[Start Record extracts]

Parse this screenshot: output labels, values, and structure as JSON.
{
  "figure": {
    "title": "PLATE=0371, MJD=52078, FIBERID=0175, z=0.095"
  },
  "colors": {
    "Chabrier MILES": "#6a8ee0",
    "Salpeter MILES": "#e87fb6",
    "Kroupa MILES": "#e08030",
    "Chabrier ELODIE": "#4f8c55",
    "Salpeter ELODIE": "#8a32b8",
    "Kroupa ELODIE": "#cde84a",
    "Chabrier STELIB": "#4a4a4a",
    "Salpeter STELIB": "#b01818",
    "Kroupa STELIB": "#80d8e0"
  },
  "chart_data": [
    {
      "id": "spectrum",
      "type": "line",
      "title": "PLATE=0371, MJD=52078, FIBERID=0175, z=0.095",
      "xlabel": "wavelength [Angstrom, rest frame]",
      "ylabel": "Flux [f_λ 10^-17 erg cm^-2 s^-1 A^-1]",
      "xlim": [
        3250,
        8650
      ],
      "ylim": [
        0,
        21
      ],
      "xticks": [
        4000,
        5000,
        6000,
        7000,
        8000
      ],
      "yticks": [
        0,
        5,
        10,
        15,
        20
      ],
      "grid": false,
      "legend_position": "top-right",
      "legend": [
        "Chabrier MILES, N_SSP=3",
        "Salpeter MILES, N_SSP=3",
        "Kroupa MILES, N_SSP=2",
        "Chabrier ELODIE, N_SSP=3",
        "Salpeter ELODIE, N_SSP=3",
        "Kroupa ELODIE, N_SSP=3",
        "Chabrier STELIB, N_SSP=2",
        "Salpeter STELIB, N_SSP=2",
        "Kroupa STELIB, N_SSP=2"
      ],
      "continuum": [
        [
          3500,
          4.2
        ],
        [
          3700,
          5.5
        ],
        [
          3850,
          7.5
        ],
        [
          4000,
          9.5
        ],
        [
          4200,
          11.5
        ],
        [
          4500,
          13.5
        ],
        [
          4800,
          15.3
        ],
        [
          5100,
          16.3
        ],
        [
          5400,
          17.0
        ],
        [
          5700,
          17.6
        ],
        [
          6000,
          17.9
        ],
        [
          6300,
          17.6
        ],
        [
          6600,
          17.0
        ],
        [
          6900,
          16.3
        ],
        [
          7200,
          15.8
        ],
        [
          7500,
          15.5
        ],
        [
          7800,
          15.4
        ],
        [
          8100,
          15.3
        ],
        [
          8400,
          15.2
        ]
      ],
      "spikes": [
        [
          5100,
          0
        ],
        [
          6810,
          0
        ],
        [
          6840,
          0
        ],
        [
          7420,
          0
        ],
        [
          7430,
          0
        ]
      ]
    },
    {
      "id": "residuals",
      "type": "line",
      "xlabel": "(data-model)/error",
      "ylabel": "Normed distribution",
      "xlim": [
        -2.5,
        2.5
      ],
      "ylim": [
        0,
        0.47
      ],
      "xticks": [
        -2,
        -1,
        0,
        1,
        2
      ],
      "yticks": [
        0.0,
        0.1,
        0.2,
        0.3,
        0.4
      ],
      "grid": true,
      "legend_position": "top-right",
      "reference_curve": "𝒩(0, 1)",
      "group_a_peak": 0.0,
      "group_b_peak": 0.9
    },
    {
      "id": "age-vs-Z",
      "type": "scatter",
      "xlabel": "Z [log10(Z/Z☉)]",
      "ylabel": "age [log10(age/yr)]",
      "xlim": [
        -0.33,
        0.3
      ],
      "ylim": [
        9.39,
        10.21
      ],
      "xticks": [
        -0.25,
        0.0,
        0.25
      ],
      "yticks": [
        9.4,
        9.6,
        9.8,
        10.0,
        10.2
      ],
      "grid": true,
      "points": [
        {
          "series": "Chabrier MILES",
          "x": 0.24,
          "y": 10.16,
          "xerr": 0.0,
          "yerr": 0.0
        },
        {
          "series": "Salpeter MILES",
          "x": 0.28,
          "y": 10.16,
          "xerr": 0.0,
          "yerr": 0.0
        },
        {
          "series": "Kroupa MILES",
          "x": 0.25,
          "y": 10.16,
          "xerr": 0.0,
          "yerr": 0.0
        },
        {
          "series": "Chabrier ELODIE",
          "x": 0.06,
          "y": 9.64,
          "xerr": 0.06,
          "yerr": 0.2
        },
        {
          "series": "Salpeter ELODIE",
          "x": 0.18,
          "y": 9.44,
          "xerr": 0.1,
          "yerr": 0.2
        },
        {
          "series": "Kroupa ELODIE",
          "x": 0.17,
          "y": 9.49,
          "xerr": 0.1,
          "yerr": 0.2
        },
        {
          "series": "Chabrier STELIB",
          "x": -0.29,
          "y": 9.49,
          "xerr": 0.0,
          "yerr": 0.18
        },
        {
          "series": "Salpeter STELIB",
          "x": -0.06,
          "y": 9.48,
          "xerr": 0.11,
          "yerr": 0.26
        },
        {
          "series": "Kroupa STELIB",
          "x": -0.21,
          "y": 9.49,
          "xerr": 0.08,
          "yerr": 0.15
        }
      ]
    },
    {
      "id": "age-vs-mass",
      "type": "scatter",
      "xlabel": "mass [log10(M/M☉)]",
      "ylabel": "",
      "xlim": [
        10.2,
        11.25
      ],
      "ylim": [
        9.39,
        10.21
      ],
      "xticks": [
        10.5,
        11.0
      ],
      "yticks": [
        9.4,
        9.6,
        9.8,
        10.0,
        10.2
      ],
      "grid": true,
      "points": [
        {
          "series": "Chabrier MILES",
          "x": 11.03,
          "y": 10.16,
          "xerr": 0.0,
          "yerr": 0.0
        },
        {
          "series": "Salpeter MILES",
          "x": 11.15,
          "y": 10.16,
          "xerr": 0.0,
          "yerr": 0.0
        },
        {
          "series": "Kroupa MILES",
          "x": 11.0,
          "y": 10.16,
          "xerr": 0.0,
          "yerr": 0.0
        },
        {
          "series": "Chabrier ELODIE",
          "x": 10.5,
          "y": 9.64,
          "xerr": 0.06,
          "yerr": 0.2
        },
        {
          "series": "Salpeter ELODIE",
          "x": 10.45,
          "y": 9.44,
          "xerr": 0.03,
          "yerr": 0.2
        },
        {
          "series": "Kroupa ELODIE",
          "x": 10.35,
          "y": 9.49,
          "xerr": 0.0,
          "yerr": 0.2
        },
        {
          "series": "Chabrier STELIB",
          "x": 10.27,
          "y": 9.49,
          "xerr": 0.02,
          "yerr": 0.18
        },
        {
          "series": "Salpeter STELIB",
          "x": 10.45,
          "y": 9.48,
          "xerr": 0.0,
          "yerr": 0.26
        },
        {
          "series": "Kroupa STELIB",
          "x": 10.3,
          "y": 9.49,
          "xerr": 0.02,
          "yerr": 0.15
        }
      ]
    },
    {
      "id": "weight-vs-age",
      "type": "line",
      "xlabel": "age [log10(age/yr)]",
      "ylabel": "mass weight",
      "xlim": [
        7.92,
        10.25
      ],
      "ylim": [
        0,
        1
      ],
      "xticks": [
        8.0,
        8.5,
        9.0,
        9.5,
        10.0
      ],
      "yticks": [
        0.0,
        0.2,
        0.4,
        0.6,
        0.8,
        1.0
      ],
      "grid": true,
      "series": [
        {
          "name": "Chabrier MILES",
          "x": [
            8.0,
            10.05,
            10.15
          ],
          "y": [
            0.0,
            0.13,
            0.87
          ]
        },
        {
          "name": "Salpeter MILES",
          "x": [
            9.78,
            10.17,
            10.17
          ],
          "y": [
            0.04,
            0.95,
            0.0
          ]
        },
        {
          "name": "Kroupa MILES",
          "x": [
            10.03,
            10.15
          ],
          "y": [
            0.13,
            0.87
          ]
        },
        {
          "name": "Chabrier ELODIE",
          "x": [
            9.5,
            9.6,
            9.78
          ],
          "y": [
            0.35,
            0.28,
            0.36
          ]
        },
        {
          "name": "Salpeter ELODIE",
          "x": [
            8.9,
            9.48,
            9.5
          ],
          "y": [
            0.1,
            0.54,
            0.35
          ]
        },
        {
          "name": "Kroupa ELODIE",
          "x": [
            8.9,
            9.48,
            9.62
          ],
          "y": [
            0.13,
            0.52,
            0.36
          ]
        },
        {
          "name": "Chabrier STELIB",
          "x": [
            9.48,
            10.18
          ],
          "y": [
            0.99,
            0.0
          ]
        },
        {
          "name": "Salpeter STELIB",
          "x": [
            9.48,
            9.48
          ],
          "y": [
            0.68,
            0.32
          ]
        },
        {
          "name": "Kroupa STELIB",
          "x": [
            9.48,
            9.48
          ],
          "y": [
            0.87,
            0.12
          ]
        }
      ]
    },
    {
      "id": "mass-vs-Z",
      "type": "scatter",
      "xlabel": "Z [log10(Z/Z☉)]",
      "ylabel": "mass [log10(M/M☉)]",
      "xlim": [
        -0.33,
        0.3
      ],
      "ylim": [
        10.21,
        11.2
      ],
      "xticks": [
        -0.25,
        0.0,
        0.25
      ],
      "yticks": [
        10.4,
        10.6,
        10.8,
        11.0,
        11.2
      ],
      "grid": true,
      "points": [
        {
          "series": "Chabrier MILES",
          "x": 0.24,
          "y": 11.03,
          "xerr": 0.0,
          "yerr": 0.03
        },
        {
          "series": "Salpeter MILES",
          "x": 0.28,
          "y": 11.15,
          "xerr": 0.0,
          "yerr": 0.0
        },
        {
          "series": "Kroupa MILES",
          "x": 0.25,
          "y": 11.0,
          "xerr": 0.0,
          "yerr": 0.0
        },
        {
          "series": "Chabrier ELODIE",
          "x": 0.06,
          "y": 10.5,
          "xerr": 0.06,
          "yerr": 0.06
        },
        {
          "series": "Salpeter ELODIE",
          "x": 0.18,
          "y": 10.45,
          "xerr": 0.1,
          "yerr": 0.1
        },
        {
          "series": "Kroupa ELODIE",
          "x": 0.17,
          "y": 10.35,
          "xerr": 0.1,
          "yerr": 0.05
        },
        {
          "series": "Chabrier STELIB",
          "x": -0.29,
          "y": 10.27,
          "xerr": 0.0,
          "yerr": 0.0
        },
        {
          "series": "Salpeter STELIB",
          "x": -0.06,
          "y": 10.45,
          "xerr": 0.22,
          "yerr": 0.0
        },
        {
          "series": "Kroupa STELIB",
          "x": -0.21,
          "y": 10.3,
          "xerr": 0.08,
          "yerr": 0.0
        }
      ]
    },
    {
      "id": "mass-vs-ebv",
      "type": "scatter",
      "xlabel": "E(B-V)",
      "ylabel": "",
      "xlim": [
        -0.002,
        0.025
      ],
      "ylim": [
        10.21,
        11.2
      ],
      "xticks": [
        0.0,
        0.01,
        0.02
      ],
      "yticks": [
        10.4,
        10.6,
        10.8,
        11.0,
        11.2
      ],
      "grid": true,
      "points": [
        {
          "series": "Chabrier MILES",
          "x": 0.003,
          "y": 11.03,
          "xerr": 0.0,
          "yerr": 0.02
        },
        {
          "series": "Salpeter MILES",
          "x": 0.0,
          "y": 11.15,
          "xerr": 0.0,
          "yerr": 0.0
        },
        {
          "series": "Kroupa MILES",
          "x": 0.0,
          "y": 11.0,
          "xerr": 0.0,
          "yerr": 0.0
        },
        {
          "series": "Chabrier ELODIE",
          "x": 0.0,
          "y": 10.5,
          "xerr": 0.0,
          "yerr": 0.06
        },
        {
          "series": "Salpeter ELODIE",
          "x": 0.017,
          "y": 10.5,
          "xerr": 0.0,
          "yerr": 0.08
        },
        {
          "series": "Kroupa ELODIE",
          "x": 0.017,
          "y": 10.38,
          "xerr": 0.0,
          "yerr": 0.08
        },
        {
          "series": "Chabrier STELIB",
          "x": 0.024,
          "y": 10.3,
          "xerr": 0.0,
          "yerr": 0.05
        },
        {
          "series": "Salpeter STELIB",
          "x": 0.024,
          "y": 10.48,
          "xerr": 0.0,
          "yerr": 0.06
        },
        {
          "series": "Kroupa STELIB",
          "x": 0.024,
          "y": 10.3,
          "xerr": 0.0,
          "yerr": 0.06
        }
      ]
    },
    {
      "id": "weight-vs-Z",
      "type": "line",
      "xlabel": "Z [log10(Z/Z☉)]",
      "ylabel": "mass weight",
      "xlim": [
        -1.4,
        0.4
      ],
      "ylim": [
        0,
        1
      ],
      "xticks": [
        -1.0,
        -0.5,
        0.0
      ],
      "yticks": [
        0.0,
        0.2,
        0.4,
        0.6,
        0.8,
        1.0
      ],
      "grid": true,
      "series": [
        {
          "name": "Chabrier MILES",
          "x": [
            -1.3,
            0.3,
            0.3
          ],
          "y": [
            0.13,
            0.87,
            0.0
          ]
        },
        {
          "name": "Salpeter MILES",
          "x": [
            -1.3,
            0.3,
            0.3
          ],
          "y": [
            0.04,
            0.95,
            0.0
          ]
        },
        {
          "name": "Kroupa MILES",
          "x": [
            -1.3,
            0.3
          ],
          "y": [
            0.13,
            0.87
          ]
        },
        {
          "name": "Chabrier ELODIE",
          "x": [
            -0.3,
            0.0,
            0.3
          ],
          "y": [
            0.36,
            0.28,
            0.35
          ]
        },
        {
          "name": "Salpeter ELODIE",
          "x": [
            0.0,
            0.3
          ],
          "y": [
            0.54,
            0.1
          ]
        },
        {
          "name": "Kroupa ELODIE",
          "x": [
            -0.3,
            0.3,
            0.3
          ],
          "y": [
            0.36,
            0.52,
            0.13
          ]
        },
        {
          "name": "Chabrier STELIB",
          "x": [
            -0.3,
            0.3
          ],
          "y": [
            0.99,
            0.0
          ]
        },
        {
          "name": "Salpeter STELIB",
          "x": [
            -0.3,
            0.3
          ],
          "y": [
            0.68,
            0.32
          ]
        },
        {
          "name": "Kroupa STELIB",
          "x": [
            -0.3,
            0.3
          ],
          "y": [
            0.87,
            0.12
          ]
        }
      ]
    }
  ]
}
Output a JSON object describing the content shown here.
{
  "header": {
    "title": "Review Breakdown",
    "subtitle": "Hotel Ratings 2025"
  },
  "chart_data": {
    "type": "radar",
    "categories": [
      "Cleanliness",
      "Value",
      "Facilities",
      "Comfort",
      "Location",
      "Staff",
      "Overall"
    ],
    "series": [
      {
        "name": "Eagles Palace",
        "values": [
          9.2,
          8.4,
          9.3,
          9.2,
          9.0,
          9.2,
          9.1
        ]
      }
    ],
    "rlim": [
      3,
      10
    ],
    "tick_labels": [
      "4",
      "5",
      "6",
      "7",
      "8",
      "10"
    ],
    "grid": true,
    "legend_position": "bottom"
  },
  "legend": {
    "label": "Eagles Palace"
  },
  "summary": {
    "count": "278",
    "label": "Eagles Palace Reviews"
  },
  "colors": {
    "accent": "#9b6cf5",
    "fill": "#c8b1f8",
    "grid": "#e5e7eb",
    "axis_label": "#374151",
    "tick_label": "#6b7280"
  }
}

[End Record extracts]

What you need to do: Output exactly the lines between the one containing "Output a JSON" and the final line above, both inclusive.

Task output:
Output a JSON object describing the content shown here.
{
  "header": {
    "title": "Review Breakdown",
    "subtitle": "Hotel Ratings 2025"
  },
  "chart_data": {
    "type": "radar",
    "categories": [
      "Cleanliness",
      "Value",
      "Facilities",
      "Comfort",
      "Location",
      "Staff",
      "Overall"
    ],
    "series": [
      {
        "name": "Eagles Palace",
        "values": [
          9.2,
          8.4,
          9.3,
          9.2,
          9.0,
          9.2,
          9.1
        ]
      }
    ],
    "rlim": [
      3,
      10
    ],
    "tick_labels": [
      "4",
      "5",
      "6",
      "7",
      "8",
      "10"
    ],
    "grid": true,
    "legend_position": "bottom"
  },
  "legend": {
    "label": "Eagles Palace"
  },
  "summary": {
    "count": "278",
    "label": "Eagles Palace Reviews"
  },
  "colors": {
    "accent": "#9b6cf5",
    "fill": "#c8b1f8",
    "grid": "#e5e7eb",
    "axis_label": "#374151",
    "tick_label": "#6b7280"
  }
}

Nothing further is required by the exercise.